[Raw records]
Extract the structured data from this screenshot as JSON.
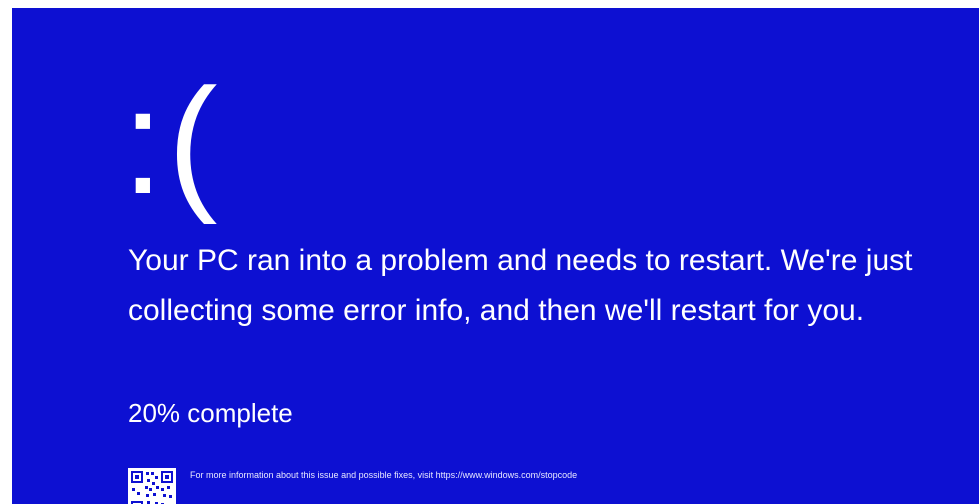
{
  "screen": {
    "background_color": "#0d10d2",
    "text_color": "#ffffff",
    "sad_face": ":(",
    "message": "Your PC ran into a problem and needs to restart. We're just collecting some error info, and then we'll restart for you.",
    "progress": {
      "text": "20% complete",
      "value": 20
    },
    "qr_code_icon": "qr-code-icon",
    "info_text": "For more information about this issue and possible fixes, visit https://www.windows.com/stopcode"
  }
}
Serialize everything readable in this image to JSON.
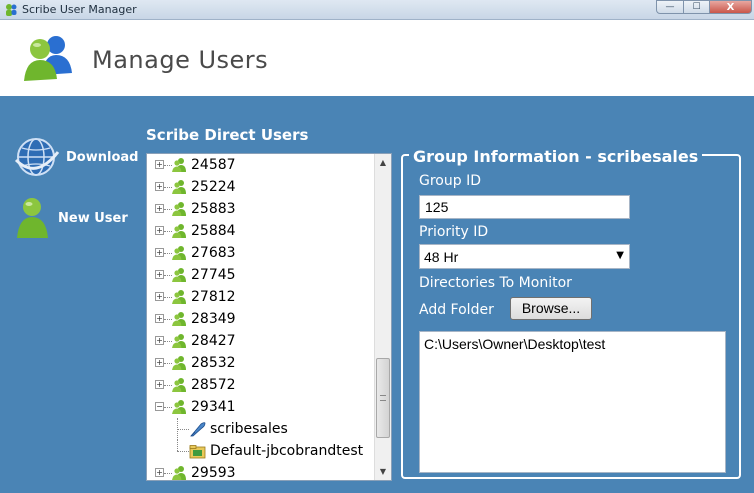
{
  "window": {
    "title": "Scribe User Manager",
    "controls": {
      "minimize": "—",
      "maximize": "☐",
      "close": "X"
    }
  },
  "header": {
    "title": "Manage Users"
  },
  "sidebar": {
    "download_label": "Download",
    "new_user_label": "New User"
  },
  "tree": {
    "heading": "Scribe Direct Users",
    "nodes": [
      {
        "label": "24587",
        "expander": "+"
      },
      {
        "label": "25224",
        "expander": "+"
      },
      {
        "label": "25883",
        "expander": "+"
      },
      {
        "label": "25884",
        "expander": "+"
      },
      {
        "label": "27683",
        "expander": "+"
      },
      {
        "label": "27745",
        "expander": "+"
      },
      {
        "label": "27812",
        "expander": "+"
      },
      {
        "label": "28349",
        "expander": "+"
      },
      {
        "label": "28427",
        "expander": "+"
      },
      {
        "label": "28532",
        "expander": "+"
      },
      {
        "label": "28572",
        "expander": "+"
      },
      {
        "label": "29341",
        "expander": "−"
      },
      {
        "label": "scribesales",
        "child": true,
        "icon": "quill-icon"
      },
      {
        "label": "Default-jbcobrandtest",
        "child": true,
        "icon": "folder-icon"
      },
      {
        "label": "29593",
        "expander": "+"
      }
    ],
    "scroll_up": "▲",
    "scroll_down": "▼"
  },
  "group": {
    "legend": "Group Information - scribesales",
    "group_id_label": "Group ID",
    "group_id_value": "125",
    "priority_label": "Priority ID",
    "priority_value": "48 Hr",
    "priority_arrow": "▼",
    "dirs_label": "Directories To Monitor",
    "add_folder_label": "Add Folder",
    "browse_label": "Browse...",
    "folders": [
      "C:\\Users\\Owner\\Desktop\\test"
    ]
  },
  "colors": {
    "background_blue": "#4a84b5",
    "user_icon_green": "#6fb62d",
    "user_icon_blue": "#2a6fd1"
  }
}
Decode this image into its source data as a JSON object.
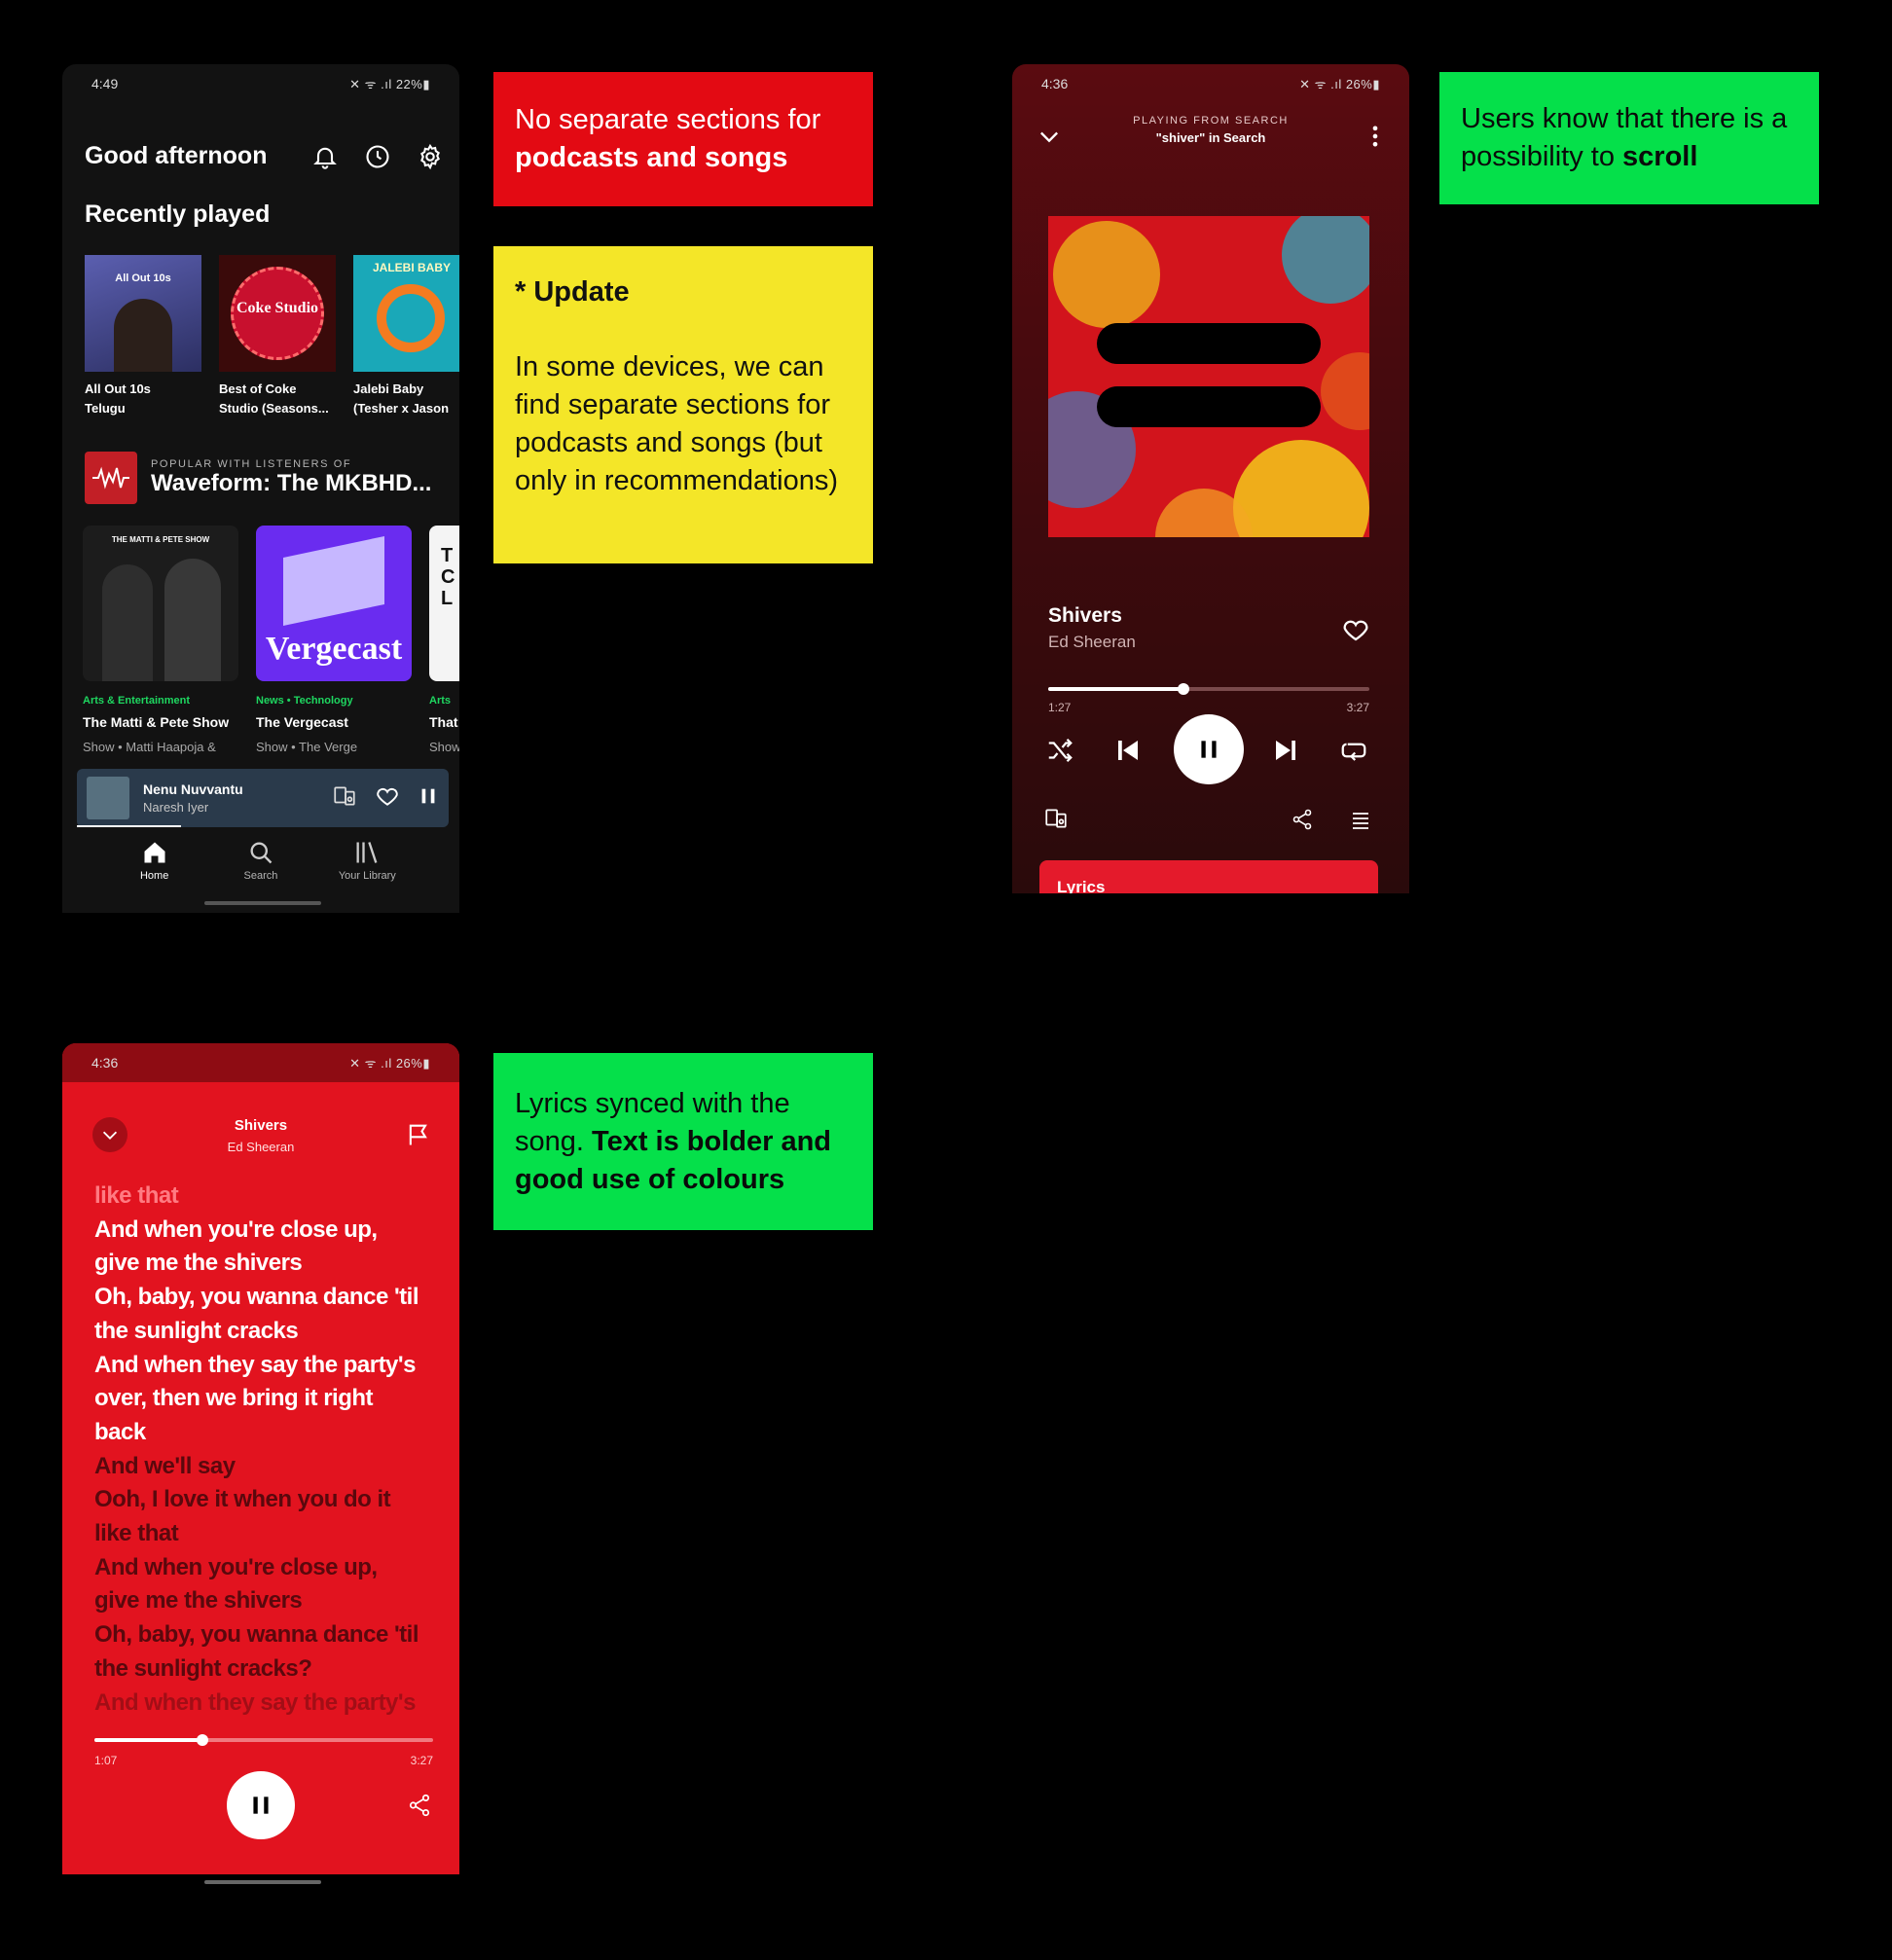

WORK INSTRUCTIONS - Every record is to be reproduced exactly, with no pictures included.

ANSWER TO THIS TASK -
Extract the structured data from this screenshot as JSON.
{
  "screen": {
    "background_color": "#0d10d2",
    "text_color": "#ffffff",
    "sad_face": ":(",
    "message": "Your PC ran into a problem and needs to restart. We're just collecting some error info, and then we'll restart for you.",
    "progress": {
      "text": "20% complete",
      "value": 20
    },
    "qr_code_icon": "qr-code-icon",
    "info_text": "For more information about this issue and possible fixes, visit https://www.windows.com/stopcode"
  }
}
Serialize everything readable in this image to JSON.
{
  "window": {
    "title": "Scribe User Manager",
    "controls": {
      "minimize": "—",
      "maximize": "☐",
      "close": "X"
    }
  },
  "header": {
    "title": "Manage Users"
  },
  "sidebar": {
    "download_label": "Download",
    "new_user_label": "New User"
  },
  "tree": {
    "heading": "Scribe Direct Users",
    "nodes": [
      {
        "label": "24587",
        "expander": "+"
      },
      {
        "label": "25224",
        "expander": "+"
      },
      {
        "label": "25883",
        "expander": "+"
      },
      {
        "label": "25884",
        "expander": "+"
      },
      {
        "label": "27683",
        "expander": "+"
      },
      {
        "label": "27745",
        "expander": "+"
      },
      {
        "label": "27812",
        "expander": "+"
      },
      {
        "label": "28349",
        "expander": "+"
      },
      {
        "label": "28427",
        "expander": "+"
      },
      {
        "label": "28532",
        "expander": "+"
      },
      {
        "label": "28572",
        "expander": "+"
      },
      {
        "label": "29341",
        "expander": "−"
      },
      {
        "label": "scribesales",
        "child": true,
        "icon": "quill-icon"
      },
      {
        "label": "Default-jbcobrandtest",
        "child": true,
        "icon": "folder-icon"
      },
      {
        "label": "29593",
        "expander": "+"
      }
    ],
    "scroll_up": "▲",
    "scroll_down": "▼"
  },
  "group": {
    "legend": "Group Information - scribesales",
    "group_id_label": "Group ID",
    "group_id_value": "125",
    "priority_label": "Priority ID",
    "priority_value": "48 Hr",
    "priority_arrow": "▼",
    "dirs_label": "Directories To Monitor",
    "add_folder_label": "Add Folder",
    "browse_label": "Browse...",
    "folders": [
      "C:\\Users\\Owner\\Desktop\\test"
    ]
  },
  "colors": {
    "background_blue": "#4a84b5",
    "user_icon_green": "#6fb62d",
    "user_icon_blue": "#2a6fd1"
  }
}
Decode this image into its source data as a JSON object.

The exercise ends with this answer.